OBJECTIVE: Output all entries verbatim. Skip pictures.

RECORD LIST:
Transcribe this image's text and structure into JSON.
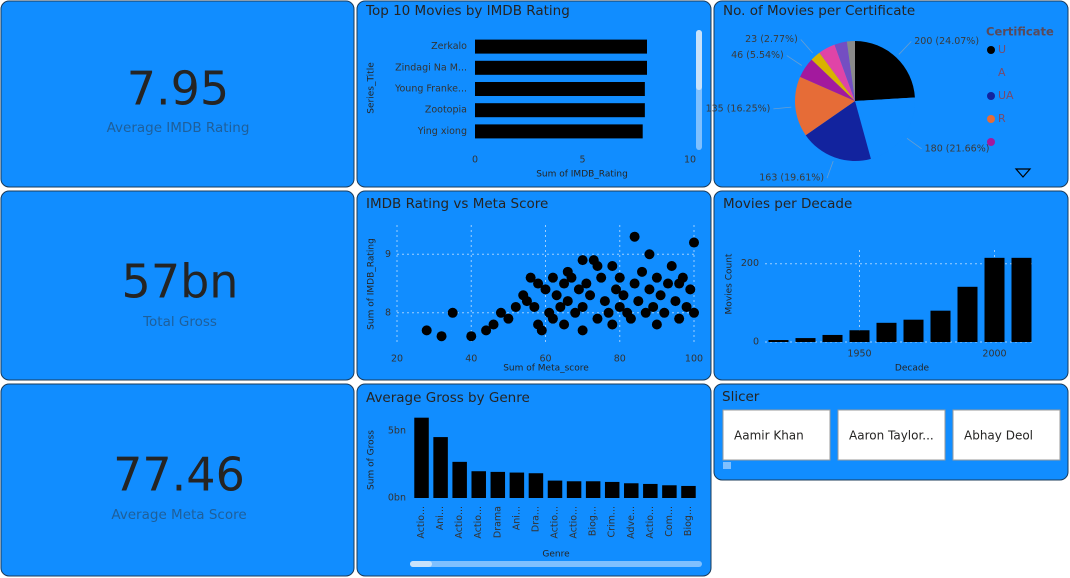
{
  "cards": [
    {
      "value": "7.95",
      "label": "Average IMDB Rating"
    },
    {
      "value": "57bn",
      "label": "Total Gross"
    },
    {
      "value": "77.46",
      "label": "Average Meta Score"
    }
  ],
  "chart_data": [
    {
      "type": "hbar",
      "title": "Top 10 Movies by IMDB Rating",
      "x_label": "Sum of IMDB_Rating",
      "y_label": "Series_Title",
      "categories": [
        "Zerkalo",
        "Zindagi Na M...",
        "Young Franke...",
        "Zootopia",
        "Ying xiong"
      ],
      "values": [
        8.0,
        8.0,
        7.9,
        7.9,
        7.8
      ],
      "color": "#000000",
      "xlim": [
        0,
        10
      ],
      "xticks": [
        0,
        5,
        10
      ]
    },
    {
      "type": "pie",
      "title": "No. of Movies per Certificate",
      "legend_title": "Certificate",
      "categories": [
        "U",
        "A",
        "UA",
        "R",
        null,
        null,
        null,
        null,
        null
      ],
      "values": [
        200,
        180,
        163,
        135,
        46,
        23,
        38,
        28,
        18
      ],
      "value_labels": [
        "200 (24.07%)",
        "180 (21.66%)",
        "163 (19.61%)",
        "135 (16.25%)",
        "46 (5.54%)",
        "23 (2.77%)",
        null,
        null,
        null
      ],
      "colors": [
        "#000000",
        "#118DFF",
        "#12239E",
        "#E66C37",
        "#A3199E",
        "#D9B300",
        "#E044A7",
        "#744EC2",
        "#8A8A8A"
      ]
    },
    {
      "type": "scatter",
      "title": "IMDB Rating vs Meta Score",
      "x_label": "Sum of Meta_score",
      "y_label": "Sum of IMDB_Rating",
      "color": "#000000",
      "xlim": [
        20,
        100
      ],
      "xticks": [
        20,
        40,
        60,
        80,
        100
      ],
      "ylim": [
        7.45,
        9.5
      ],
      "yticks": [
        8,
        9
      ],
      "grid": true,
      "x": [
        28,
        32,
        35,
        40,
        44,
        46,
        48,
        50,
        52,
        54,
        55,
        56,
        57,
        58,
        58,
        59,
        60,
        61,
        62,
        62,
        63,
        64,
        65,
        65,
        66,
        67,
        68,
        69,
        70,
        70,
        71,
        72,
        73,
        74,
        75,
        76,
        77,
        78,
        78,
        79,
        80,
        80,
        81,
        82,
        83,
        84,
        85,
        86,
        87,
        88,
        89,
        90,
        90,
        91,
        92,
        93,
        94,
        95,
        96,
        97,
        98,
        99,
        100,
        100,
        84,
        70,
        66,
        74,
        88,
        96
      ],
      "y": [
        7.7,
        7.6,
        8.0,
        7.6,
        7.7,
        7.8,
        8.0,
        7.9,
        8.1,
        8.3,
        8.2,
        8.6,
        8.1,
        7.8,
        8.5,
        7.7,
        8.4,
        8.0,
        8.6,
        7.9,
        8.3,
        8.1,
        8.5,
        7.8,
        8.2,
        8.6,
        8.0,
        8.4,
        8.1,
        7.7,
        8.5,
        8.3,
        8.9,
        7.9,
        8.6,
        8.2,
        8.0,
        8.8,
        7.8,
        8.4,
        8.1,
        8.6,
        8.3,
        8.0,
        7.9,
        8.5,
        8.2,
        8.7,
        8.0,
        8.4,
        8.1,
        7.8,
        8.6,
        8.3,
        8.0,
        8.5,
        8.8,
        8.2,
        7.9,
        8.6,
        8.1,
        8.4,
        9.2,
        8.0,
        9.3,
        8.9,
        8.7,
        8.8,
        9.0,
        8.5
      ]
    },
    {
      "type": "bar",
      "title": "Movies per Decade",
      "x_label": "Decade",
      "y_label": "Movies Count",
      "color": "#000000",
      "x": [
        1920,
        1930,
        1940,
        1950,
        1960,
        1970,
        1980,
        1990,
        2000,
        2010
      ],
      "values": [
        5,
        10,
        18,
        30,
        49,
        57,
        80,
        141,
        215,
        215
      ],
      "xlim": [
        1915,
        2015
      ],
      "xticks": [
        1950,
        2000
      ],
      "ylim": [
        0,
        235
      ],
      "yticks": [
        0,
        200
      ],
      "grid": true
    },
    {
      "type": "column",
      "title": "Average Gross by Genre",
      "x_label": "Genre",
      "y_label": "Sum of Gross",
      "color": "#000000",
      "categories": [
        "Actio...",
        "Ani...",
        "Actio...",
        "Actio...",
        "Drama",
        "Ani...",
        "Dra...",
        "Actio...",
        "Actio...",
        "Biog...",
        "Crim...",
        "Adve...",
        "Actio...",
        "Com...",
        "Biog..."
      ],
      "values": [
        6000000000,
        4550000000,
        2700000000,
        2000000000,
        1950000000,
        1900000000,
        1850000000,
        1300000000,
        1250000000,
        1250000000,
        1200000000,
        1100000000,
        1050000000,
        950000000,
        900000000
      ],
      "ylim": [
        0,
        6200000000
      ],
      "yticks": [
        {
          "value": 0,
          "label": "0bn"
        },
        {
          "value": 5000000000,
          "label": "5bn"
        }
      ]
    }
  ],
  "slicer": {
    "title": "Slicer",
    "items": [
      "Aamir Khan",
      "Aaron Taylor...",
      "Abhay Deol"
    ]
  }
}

OUTPUT BELOW:
Transcribe this image's text and structure into JSON.
{
  "cards": [
    {
      "value": "7.95",
      "label": "Average IMDB Rating"
    },
    {
      "value": "57bn",
      "label": "Total Gross"
    },
    {
      "value": "77.46",
      "label": "Average Meta Score"
    }
  ],
  "chart_data": [
    {
      "type": "hbar",
      "title": "Top 10 Movies by IMDB Rating",
      "x_label": "Sum of IMDB_Rating",
      "y_label": "Series_Title",
      "categories": [
        "Zerkalo",
        "Zindagi Na M...",
        "Young Franke...",
        "Zootopia",
        "Ying xiong"
      ],
      "values": [
        8.0,
        8.0,
        7.9,
        7.9,
        7.8
      ],
      "color": "#000000",
      "xlim": [
        0,
        10
      ],
      "xticks": [
        0,
        5,
        10
      ]
    },
    {
      "type": "pie",
      "title": "No. of Movies per Certificate",
      "legend_title": "Certificate",
      "categories": [
        "U",
        "A",
        "UA",
        "R",
        null,
        null,
        null,
        null,
        null
      ],
      "values": [
        200,
        180,
        163,
        135,
        46,
        23,
        38,
        28,
        18
      ],
      "value_labels": [
        "200 (24.07%)",
        "180 (21.66%)",
        "163 (19.61%)",
        "135 (16.25%)",
        "46 (5.54%)",
        "23 (2.77%)",
        null,
        null,
        null
      ],
      "colors": [
        "#000000",
        "#118DFF",
        "#12239E",
        "#E66C37",
        "#A3199E",
        "#D9B300",
        "#E044A7",
        "#744EC2",
        "#8A8A8A"
      ]
    },
    {
      "type": "scatter",
      "title": "IMDB Rating vs Meta Score",
      "x_label": "Sum of Meta_score",
      "y_label": "Sum of IMDB_Rating",
      "color": "#000000",
      "xlim": [
        20,
        100
      ],
      "xticks": [
        20,
        40,
        60,
        80,
        100
      ],
      "ylim": [
        7.45,
        9.5
      ],
      "yticks": [
        8,
        9
      ],
      "grid": true,
      "x": [
        28,
        32,
        35,
        40,
        44,
        46,
        48,
        50,
        52,
        54,
        55,
        56,
        57,
        58,
        58,
        59,
        60,
        61,
        62,
        62,
        63,
        64,
        65,
        65,
        66,
        67,
        68,
        69,
        70,
        70,
        71,
        72,
        73,
        74,
        75,
        76,
        77,
        78,
        78,
        79,
        80,
        80,
        81,
        82,
        83,
        84,
        85,
        86,
        87,
        88,
        89,
        90,
        90,
        91,
        92,
        93,
        94,
        95,
        96,
        97,
        98,
        99,
        100,
        100,
        84,
        70,
        66,
        74,
        88,
        96
      ],
      "y": [
        7.7,
        7.6,
        8.0,
        7.6,
        7.7,
        7.8,
        8.0,
        7.9,
        8.1,
        8.3,
        8.2,
        8.6,
        8.1,
        7.8,
        8.5,
        7.7,
        8.4,
        8.0,
        8.6,
        7.9,
        8.3,
        8.1,
        8.5,
        7.8,
        8.2,
        8.6,
        8.0,
        8.4,
        8.1,
        7.7,
        8.5,
        8.3,
        8.9,
        7.9,
        8.6,
        8.2,
        8.0,
        8.8,
        7.8,
        8.4,
        8.1,
        8.6,
        8.3,
        8.0,
        7.9,
        8.5,
        8.2,
        8.7,
        8.0,
        8.4,
        8.1,
        7.8,
        8.6,
        8.3,
        8.0,
        8.5,
        8.8,
        8.2,
        7.9,
        8.6,
        8.1,
        8.4,
        9.2,
        8.0,
        9.3,
        8.9,
        8.7,
        8.8,
        9.0,
        8.5
      ]
    },
    {
      "type": "bar",
      "title": "Movies per Decade",
      "x_label": "Decade",
      "y_label": "Movies Count",
      "color": "#000000",
      "x": [
        1920,
        1930,
        1940,
        1950,
        1960,
        1970,
        1980,
        1990,
        2000,
        2010
      ],
      "values": [
        5,
        10,
        18,
        30,
        49,
        57,
        80,
        141,
        215,
        215
      ],
      "xlim": [
        1915,
        2015
      ],
      "xticks": [
        1950,
        2000
      ],
      "ylim": [
        0,
        235
      ],
      "yticks": [
        0,
        200
      ],
      "grid": true
    },
    {
      "type": "column",
      "title": "Average Gross by Genre",
      "x_label": "Genre",
      "y_label": "Sum of Gross",
      "color": "#000000",
      "categories": [
        "Actio...",
        "Ani...",
        "Actio...",
        "Actio...",
        "Drama",
        "Ani...",
        "Dra...",
        "Actio...",
        "Actio...",
        "Biog...",
        "Crim...",
        "Adve...",
        "Actio...",
        "Com...",
        "Biog..."
      ],
      "values": [
        6000000000,
        4550000000,
        2700000000,
        2000000000,
        1950000000,
        1900000000,
        1850000000,
        1300000000,
        1250000000,
        1250000000,
        1200000000,
        1100000000,
        1050000000,
        950000000,
        900000000
      ],
      "ylim": [
        0,
        6200000000
      ],
      "yticks": [
        {
          "value": 0,
          "label": "0bn"
        },
        {
          "value": 5000000000,
          "label": "5bn"
        }
      ]
    }
  ],
  "slicer": {
    "title": "Slicer",
    "items": [
      "Aamir Khan",
      "Aaron Taylor...",
      "Abhay Deol"
    ]
  }
}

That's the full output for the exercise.